[Task goal]:
Locate the string "conductors" in the listing below. Copy every line where it is found.

# Extracted material start

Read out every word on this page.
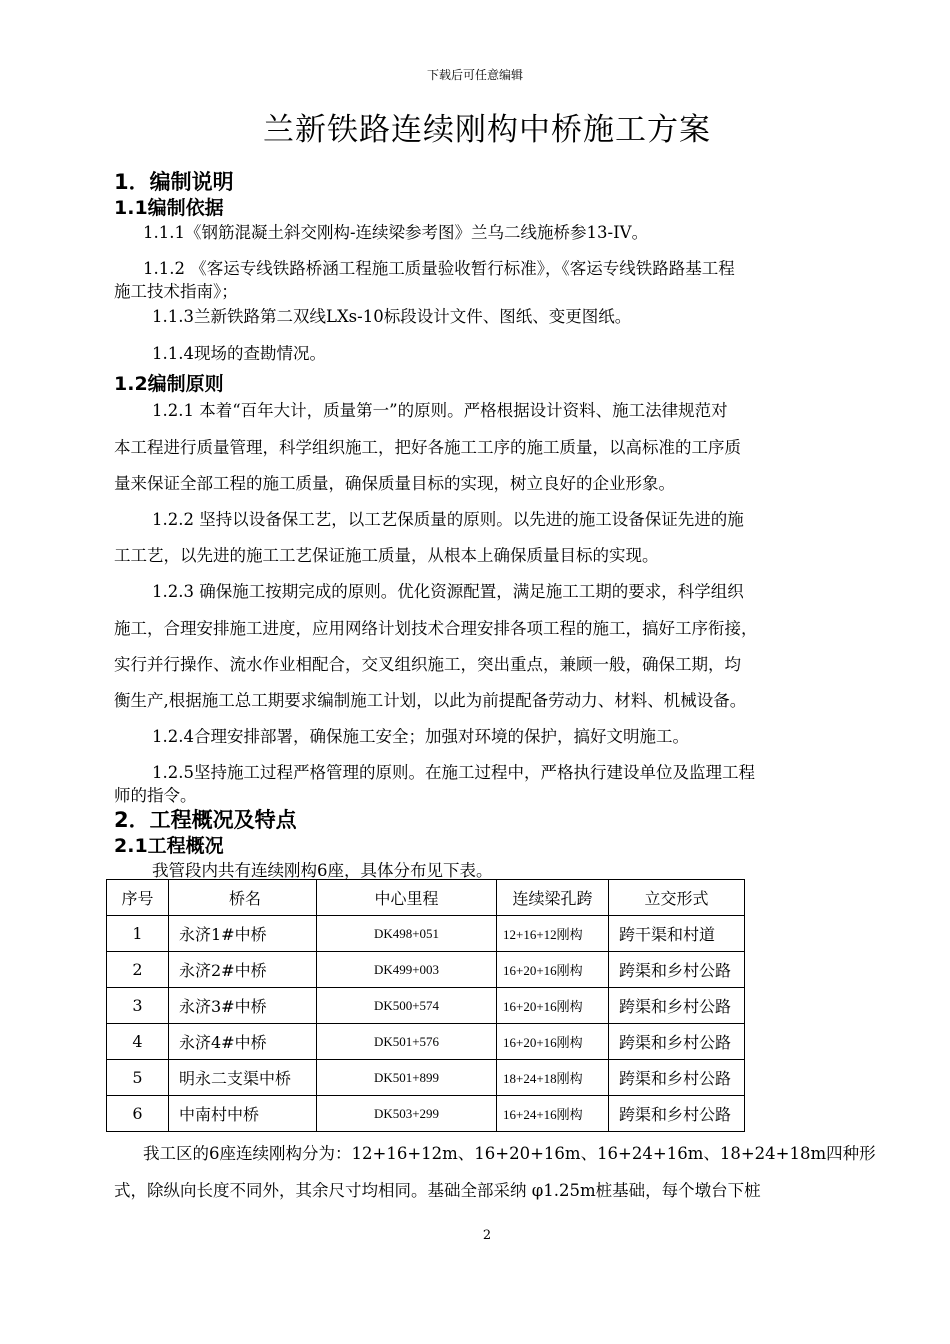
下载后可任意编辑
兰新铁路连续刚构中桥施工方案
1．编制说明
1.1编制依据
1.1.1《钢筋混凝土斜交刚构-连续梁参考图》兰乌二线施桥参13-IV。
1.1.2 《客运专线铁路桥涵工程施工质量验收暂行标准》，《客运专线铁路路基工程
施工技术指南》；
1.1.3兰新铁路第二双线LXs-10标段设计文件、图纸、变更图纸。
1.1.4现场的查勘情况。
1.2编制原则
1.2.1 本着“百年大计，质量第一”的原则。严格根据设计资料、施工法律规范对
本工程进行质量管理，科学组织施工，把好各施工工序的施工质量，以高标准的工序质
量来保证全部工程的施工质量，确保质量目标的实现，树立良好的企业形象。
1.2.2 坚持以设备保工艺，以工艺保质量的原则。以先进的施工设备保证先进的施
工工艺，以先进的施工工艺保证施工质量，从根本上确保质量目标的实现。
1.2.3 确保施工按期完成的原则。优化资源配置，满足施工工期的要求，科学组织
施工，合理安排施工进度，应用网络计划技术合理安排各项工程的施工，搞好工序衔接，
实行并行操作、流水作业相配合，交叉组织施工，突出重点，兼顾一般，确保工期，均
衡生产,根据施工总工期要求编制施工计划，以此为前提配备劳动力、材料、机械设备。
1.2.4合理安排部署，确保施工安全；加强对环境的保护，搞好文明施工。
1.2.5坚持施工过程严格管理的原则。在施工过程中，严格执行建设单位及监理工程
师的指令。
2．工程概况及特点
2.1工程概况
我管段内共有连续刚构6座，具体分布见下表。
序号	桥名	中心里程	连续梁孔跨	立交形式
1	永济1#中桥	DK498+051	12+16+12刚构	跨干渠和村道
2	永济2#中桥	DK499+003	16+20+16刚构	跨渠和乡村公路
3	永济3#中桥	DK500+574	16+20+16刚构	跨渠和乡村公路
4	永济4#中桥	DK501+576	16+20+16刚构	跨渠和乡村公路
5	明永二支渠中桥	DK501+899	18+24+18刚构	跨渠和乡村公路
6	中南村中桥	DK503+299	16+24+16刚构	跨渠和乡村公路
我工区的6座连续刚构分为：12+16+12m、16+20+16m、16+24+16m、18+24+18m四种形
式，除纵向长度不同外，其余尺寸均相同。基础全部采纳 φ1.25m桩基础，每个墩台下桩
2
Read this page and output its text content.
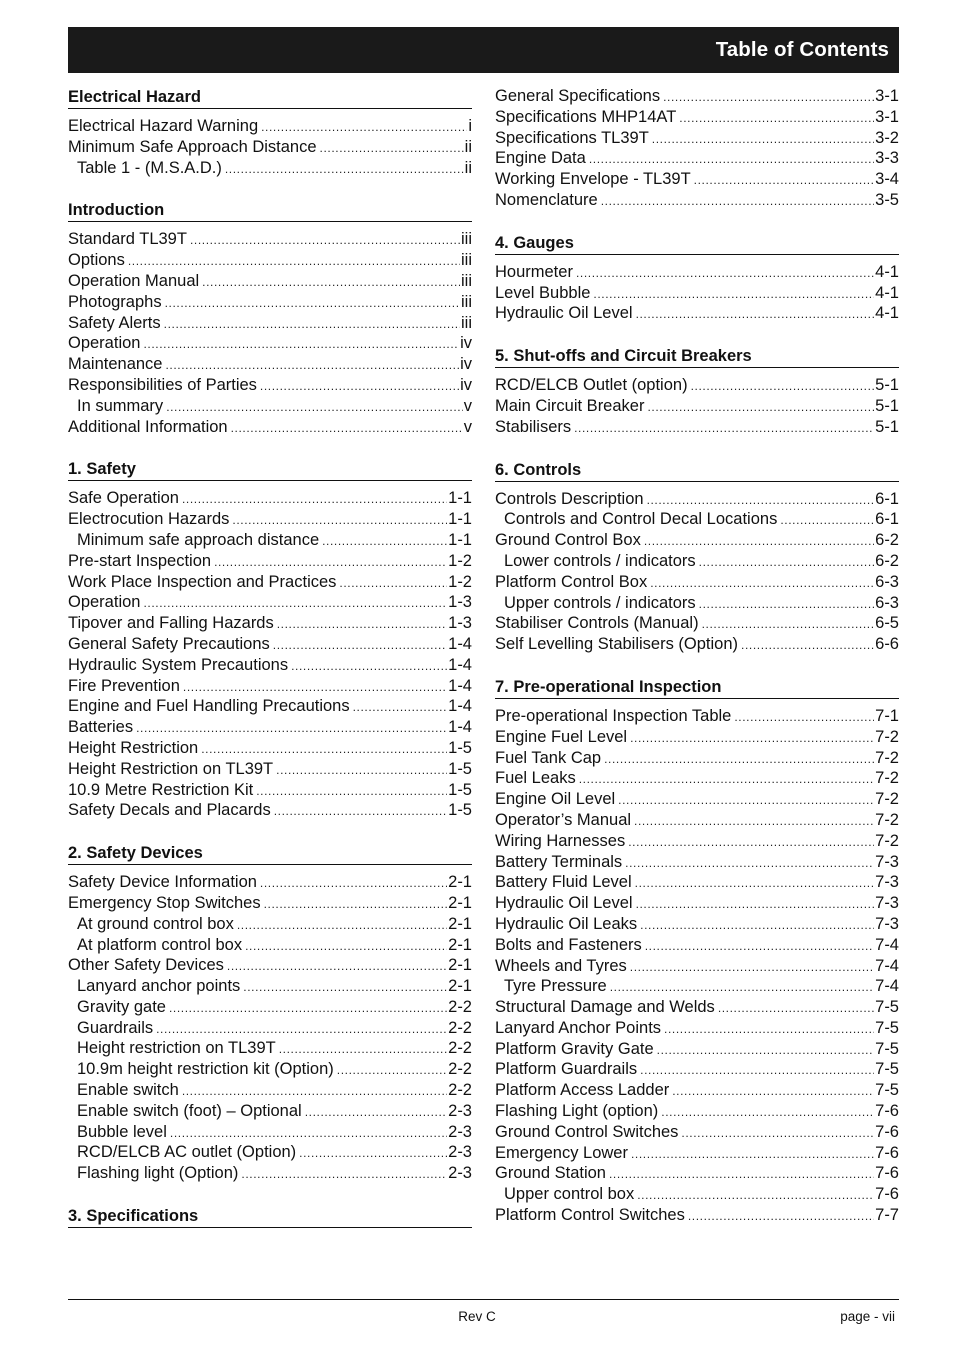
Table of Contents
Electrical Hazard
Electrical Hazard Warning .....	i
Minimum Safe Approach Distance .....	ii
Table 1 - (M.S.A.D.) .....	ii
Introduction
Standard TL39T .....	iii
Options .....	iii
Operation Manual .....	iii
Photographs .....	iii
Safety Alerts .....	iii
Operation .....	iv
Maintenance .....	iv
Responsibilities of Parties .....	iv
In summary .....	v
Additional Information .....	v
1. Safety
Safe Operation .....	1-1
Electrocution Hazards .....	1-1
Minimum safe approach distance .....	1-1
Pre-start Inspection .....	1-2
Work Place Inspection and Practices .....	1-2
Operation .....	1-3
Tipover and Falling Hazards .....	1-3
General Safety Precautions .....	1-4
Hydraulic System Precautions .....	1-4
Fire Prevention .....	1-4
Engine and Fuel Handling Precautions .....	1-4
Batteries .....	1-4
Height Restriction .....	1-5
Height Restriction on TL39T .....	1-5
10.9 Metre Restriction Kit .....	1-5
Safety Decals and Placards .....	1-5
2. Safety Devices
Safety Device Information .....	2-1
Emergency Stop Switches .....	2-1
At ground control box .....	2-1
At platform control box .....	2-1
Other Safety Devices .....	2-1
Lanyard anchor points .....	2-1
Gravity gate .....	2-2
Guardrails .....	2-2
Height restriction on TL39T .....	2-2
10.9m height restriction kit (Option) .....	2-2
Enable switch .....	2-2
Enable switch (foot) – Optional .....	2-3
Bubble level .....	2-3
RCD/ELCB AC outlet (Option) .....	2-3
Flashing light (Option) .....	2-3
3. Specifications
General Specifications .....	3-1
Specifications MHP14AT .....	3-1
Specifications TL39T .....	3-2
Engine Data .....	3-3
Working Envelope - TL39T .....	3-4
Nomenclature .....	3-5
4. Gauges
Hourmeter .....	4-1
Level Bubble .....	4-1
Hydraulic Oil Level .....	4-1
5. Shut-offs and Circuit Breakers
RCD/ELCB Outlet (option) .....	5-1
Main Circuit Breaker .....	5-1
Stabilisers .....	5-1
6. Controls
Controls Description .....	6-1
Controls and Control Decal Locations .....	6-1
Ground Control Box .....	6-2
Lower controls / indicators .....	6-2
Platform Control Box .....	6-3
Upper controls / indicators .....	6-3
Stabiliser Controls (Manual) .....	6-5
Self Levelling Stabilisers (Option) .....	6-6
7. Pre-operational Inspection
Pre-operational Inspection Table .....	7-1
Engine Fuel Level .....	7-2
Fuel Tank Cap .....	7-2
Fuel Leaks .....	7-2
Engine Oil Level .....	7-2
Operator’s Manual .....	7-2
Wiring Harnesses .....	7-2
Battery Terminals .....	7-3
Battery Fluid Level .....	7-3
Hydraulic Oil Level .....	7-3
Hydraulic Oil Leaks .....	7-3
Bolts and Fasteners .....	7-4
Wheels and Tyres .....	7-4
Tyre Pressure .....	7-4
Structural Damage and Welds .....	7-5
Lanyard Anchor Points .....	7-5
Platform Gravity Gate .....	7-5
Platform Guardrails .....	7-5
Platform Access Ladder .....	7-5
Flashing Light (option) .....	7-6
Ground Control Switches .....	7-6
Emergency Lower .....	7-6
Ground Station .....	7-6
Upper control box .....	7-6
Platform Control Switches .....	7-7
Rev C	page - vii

# Extracted material end
# Extracted material start

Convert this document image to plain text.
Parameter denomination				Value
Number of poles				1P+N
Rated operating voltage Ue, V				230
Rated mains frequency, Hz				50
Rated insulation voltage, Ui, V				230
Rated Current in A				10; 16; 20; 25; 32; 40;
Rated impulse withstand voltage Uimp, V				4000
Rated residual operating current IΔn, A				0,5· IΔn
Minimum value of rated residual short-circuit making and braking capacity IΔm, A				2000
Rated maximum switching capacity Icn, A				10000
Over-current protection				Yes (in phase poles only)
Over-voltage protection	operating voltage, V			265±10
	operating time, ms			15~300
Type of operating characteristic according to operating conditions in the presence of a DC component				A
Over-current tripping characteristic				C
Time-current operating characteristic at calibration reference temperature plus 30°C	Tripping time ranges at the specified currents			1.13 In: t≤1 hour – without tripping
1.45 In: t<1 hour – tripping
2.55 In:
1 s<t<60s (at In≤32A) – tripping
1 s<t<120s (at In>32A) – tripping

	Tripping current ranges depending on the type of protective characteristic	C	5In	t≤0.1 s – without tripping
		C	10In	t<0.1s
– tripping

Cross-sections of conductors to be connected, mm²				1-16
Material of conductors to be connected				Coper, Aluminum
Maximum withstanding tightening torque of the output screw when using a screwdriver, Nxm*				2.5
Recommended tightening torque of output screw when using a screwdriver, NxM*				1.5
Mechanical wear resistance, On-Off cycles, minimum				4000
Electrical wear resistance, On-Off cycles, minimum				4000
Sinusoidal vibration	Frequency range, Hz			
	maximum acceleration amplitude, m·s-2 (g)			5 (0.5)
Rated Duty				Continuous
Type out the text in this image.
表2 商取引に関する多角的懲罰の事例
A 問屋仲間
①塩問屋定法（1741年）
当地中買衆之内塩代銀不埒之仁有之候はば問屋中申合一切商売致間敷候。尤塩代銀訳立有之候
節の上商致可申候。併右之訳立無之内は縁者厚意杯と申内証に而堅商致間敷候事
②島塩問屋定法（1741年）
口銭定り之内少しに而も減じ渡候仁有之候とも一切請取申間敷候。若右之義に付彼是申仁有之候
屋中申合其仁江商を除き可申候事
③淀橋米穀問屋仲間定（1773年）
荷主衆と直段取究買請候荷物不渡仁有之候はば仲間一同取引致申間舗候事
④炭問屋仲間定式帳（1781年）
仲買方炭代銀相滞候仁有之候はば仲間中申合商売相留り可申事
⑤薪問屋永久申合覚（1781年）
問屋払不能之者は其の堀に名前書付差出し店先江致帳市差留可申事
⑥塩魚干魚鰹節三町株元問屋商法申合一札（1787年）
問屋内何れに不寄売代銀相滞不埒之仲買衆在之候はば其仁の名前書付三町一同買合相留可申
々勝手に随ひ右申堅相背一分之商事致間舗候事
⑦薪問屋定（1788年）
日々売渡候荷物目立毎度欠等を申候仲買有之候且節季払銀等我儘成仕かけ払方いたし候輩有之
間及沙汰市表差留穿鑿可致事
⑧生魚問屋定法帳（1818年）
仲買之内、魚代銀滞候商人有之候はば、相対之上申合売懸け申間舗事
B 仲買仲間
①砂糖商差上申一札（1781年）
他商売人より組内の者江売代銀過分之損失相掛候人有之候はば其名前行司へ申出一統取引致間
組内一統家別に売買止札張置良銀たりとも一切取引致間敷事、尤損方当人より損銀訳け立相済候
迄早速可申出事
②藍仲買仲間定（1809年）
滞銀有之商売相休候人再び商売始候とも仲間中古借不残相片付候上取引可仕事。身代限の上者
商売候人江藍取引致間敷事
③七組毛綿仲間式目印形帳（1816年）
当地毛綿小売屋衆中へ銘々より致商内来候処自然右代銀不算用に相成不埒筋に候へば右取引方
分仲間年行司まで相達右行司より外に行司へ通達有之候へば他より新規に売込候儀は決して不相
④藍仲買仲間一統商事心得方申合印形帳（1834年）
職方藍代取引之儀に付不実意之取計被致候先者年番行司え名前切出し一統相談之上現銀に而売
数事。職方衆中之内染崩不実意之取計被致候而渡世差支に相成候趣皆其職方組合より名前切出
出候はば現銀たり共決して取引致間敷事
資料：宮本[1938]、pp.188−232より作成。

# Extracted material end
# Extracted material start

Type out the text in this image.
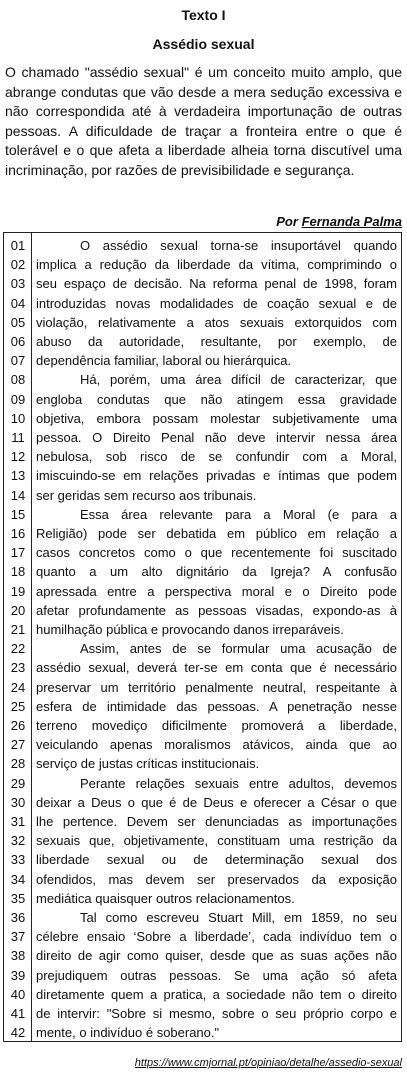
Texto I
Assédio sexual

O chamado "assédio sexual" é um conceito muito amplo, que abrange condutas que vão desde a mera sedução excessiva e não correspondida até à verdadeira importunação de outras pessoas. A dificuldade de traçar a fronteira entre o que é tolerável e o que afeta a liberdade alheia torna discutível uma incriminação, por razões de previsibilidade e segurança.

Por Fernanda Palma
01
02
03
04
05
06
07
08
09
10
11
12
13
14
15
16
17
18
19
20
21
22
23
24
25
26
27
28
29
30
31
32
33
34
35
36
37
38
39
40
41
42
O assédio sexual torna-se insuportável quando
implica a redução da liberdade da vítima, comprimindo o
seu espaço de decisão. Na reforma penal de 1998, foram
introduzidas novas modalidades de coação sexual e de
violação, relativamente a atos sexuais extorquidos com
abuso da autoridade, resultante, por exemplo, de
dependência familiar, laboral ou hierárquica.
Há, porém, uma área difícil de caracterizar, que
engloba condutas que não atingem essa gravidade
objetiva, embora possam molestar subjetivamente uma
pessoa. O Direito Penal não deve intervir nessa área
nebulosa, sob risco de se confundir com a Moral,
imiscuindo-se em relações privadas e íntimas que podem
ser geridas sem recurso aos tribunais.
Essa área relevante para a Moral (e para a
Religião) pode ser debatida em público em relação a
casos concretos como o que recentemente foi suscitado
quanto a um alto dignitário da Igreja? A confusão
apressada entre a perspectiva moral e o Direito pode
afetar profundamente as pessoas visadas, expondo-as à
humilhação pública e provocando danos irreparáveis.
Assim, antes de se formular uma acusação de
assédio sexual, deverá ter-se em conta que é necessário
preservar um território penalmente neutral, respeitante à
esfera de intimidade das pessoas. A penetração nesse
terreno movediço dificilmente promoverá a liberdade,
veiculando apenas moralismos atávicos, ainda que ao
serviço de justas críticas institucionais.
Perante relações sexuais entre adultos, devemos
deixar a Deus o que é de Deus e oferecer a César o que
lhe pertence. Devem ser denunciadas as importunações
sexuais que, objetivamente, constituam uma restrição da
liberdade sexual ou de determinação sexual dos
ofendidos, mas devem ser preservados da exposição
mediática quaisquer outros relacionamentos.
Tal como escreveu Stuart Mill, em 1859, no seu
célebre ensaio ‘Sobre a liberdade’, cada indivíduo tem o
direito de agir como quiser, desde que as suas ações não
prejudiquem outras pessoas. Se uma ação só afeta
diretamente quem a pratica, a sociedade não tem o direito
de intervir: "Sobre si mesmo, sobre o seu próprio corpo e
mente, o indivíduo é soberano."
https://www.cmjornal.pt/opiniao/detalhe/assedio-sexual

# Extracted material end

[Finished exercise]:
Cross-sections of conductors to be connected, mm²				1-16
Material of conductors to be connected				Coper, Aluminum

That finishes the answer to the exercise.